Dataset items
• • •
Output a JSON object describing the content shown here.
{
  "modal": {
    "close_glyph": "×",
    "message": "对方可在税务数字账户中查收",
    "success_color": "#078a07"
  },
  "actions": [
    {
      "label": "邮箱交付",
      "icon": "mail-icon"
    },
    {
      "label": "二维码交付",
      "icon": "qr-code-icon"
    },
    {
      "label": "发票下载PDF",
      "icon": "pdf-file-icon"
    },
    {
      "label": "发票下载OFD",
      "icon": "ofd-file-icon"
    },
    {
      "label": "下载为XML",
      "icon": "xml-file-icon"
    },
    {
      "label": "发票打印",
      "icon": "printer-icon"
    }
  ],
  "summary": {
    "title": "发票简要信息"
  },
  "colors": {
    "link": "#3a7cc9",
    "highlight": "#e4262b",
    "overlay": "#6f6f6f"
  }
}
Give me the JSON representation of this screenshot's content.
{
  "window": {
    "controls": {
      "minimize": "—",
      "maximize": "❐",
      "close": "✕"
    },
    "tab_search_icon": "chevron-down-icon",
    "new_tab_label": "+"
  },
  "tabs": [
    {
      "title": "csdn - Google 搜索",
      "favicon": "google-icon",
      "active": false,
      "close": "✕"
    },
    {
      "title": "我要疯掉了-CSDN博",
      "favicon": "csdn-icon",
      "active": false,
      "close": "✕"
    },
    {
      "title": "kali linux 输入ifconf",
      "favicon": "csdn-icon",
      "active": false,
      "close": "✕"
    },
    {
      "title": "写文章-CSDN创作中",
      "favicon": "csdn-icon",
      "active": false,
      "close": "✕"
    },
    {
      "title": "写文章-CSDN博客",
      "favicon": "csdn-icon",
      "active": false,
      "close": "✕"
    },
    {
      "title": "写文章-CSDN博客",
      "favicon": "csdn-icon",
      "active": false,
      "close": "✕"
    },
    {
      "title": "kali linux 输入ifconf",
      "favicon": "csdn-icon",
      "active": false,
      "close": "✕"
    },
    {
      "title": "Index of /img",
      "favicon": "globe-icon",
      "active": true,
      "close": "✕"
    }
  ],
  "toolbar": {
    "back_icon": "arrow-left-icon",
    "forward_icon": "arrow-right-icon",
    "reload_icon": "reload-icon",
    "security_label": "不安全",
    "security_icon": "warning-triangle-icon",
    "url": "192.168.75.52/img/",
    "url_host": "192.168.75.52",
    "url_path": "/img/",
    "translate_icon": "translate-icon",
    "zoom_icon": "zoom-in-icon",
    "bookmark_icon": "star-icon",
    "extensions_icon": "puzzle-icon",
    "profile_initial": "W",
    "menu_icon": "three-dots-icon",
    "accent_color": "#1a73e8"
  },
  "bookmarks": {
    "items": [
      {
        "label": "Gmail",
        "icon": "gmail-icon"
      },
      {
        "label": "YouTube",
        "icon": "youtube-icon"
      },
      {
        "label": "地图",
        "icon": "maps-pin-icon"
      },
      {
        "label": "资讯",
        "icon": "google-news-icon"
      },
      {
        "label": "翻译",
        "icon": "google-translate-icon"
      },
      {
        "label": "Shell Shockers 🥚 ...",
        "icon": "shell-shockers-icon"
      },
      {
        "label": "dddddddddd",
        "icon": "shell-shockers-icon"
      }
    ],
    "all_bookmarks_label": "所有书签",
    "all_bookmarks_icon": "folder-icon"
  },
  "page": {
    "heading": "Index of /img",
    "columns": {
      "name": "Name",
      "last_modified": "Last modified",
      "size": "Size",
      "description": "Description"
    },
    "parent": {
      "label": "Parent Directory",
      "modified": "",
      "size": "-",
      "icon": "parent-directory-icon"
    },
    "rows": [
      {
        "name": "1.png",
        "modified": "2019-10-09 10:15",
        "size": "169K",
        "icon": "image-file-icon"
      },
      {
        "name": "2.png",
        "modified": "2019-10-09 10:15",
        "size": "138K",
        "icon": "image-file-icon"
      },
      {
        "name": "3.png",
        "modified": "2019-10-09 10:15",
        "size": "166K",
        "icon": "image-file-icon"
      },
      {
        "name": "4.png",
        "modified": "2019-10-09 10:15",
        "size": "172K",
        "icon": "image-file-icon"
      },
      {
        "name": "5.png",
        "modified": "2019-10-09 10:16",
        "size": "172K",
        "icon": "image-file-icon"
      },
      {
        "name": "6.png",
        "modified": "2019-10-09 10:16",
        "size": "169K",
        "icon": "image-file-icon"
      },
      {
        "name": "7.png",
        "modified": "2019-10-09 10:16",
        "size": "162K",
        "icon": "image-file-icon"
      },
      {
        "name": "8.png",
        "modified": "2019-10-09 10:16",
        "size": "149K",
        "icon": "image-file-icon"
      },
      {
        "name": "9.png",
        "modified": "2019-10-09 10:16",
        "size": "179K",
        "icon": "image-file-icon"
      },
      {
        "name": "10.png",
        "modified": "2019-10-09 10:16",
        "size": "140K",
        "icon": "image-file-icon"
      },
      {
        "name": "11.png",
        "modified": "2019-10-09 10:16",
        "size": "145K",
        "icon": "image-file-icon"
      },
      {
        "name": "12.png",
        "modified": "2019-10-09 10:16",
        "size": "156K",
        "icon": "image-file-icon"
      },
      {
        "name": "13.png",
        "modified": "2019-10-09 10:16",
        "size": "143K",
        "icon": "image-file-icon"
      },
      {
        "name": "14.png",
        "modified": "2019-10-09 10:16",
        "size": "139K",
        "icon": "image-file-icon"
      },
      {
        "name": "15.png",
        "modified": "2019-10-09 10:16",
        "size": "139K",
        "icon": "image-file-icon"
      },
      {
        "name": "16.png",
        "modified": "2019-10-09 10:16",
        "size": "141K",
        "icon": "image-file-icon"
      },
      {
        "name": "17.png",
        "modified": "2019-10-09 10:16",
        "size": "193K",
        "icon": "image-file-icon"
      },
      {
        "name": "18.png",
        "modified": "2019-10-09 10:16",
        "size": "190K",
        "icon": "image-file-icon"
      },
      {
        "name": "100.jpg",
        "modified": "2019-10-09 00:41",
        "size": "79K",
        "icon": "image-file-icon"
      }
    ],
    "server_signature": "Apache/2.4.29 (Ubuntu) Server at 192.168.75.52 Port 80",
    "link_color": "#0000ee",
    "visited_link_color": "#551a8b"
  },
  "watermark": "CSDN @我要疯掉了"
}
• • •
REQUIRED WORK
Return all of the data precisely as it appears.

OUTPUT OF THE TASK
Output a JSON object describing the content shown here.
{
  "modal": {
    "close_glyph": "×",
    "message": "对方可在税务数字账户中查收",
    "success_color": "#078a07"
  },
  "actions": [
    {
      "label": "邮箱交付",
      "icon": "mail-icon"
    },
    {
      "label": "二维码交付",
      "icon": "qr-code-icon"
    },
    {
      "label": "发票下载PDF",
      "icon": "pdf-file-icon"
    },
    {
      "label": "发票下载OFD",
      "icon": "ofd-file-icon"
    },
    {
      "label": "下载为XML",
      "icon": "xml-file-icon"
    },
    {
      "label": "发票打印",
      "icon": "printer-icon"
    }
  ],
  "summary": {
    "title": "发票简要信息"
  },
  "colors": {
    "link": "#3a7cc9",
    "highlight": "#e4262b",
    "overlay": "#6f6f6f"
  }
}
Give me the JSON representation of this screenshot's content.
{
  "window": {
    "controls": {
      "minimize": "—",
      "maximize": "❐",
      "close": "✕"
    },
    "tab_search_icon": "chevron-down-icon",
    "new_tab_label": "+"
  },
  "tabs": [
    {
      "title": "csdn - Google 搜索",
      "favicon": "google-icon",
      "active": false,
      "close": "✕"
    },
    {
      "title": "我要疯掉了-CSDN博",
      "favicon": "csdn-icon",
      "active": false,
      "close": "✕"
    },
    {
      "title": "kali linux 输入ifconf",
      "favicon": "csdn-icon",
      "active": false,
      "close": "✕"
    },
    {
      "title": "写文章-CSDN创作中",
      "favicon": "csdn-icon",
      "active": false,
      "close": "✕"
    },
    {
      "title": "写文章-CSDN博客",
      "favicon": "csdn-icon",
      "active": false,
      "close": "✕"
    },
    {
      "title": "写文章-CSDN博客",
      "favicon": "csdn-icon",
      "active": false,
      "close": "✕"
    },
    {
      "title": "kali linux 输入ifconf",
      "favicon": "csdn-icon",
      "active": false,
      "close": "✕"
    },
    {
      "title": "Index of /img",
      "favicon": "globe-icon",
      "active": true,
      "close": "✕"
    }
  ],
  "toolbar": {
    "back_icon": "arrow-left-icon",
    "forward_icon": "arrow-right-icon",
    "reload_icon": "reload-icon",
    "security_label": "不安全",
    "security_icon": "warning-triangle-icon",
    "url": "192.168.75.52/img/",
    "url_host": "192.168.75.52",
    "url_path": "/img/",
    "translate_icon": "translate-icon",
    "zoom_icon": "zoom-in-icon",
    "bookmark_icon": "star-icon",
    "extensions_icon": "puzzle-icon",
    "profile_initial": "W",
    "menu_icon": "three-dots-icon",
    "accent_color": "#1a73e8"
  },
  "bookmarks": {
    "items": [
      {
        "label": "Gmail",
        "icon": "gmail-icon"
      },
      {
        "label": "YouTube",
        "icon": "youtube-icon"
      },
      {
        "label": "地图",
        "icon": "maps-pin-icon"
      },
      {
        "label": "资讯",
        "icon": "google-news-icon"
      },
      {
        "label": "翻译",
        "icon": "google-translate-icon"
      },
      {
        "label": "Shell Shockers 🥚 ...",
        "icon": "shell-shockers-icon"
      },
      {
        "label": "dddddddddd",
        "icon": "shell-shockers-icon"
      }
    ],
    "all_bookmarks_label": "所有书签",
    "all_bookmarks_icon": "folder-icon"
  },
  "page": {
    "heading": "Index of /img",
    "columns": {
      "name": "Name",
      "last_modified": "Last modified",
      "size": "Size",
      "description": "Description"
    },
    "parent": {
      "label": "Parent Directory",
      "modified": "",
      "size": "-",
      "icon": "parent-directory-icon"
    },
    "rows": [
      {
        "name": "1.png",
        "modified": "2019-10-09 10:15",
        "size": "169K",
        "icon": "image-file-icon"
      },
      {
        "name": "2.png",
        "modified": "2019-10-09 10:15",
        "size": "138K",
        "icon": "image-file-icon"
      },
      {
        "name": "3.png",
        "modified": "2019-10-09 10:15",
        "size": "166K",
        "icon": "image-file-icon"
      },
      {
        "name": "4.png",
        "modified": "2019-10-09 10:15",
        "size": "172K",
        "icon": "image-file-icon"
      },
      {
        "name": "5.png",
        "modified": "2019-10-09 10:16",
        "size": "172K",
        "icon": "image-file-icon"
      },
      {
        "name": "6.png",
        "modified": "2019-10-09 10:16",
        "size": "169K",
        "icon": "image-file-icon"
      },
      {
        "name": "7.png",
        "modified": "2019-10-09 10:16",
        "size": "162K",
        "icon": "image-file-icon"
      },
      {
        "name": "8.png",
        "modified": "2019-10-09 10:16",
        "size": "149K",
        "icon": "image-file-icon"
      },
      {
        "name": "9.png",
        "modified": "2019-10-09 10:16",
        "size": "179K",
        "icon": "image-file-icon"
      },
      {
        "name": "10.png",
        "modified": "2019-10-09 10:16",
        "size": "140K",
        "icon": "image-file-icon"
      },
      {
        "name": "11.png",
        "modified": "2019-10-09 10:16",
        "size": "145K",
        "icon": "image-file-icon"
      },
      {
        "name": "12.png",
        "modified": "2019-10-09 10:16",
        "size": "156K",
        "icon": "image-file-icon"
      },
      {
        "name": "13.png",
        "modified": "2019-10-09 10:16",
        "size": "143K",
        "icon": "image-file-icon"
      },
      {
        "name": "14.png",
        "modified": "2019-10-09 10:16",
        "size": "139K",
        "icon": "image-file-icon"
      },
      {
        "name": "15.png",
        "modified": "2019-10-09 10:16",
        "size": "139K",
        "icon": "image-file-icon"
      },
      {
        "name": "16.png",
        "modified": "2019-10-09 10:16",
        "size": "141K",
        "icon": "image-file-icon"
      },
      {
        "name": "17.png",
        "modified": "2019-10-09 10:16",
        "size": "193K",
        "icon": "image-file-icon"
      },
      {
        "name": "18.png",
        "modified": "2019-10-09 10:16",
        "size": "190K",
        "icon": "image-file-icon"
      },
      {
        "name": "100.jpg",
        "modified": "2019-10-09 00:41",
        "size": "79K",
        "icon": "image-file-icon"
      }
    ],
    "server_signature": "Apache/2.4.29 (Ubuntu) Server at 192.168.75.52 Port 80",
    "link_color": "#0000ee",
    "visited_link_color": "#551a8b"
  },
  "watermark": "CSDN @我要疯掉了"
}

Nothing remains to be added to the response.